▸ Records to use
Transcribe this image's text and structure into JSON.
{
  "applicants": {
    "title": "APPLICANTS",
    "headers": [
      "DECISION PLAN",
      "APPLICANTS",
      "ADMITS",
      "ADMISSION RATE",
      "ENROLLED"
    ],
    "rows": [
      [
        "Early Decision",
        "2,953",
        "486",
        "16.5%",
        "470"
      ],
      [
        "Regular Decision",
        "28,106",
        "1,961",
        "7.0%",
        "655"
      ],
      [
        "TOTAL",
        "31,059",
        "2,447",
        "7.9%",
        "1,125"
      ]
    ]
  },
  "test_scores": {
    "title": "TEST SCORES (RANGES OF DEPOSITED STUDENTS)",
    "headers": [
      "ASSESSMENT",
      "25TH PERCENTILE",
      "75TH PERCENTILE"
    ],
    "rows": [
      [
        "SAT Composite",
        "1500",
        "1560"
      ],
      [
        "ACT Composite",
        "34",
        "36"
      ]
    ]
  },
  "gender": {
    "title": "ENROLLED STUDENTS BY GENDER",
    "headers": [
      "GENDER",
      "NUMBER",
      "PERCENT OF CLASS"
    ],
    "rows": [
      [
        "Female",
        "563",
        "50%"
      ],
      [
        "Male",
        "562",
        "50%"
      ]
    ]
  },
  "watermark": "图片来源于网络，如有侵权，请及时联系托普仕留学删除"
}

▸ Directive
Go through the material above and count the lines that include "STUDENTS". Give the number alone.

▸ Solved exercise
2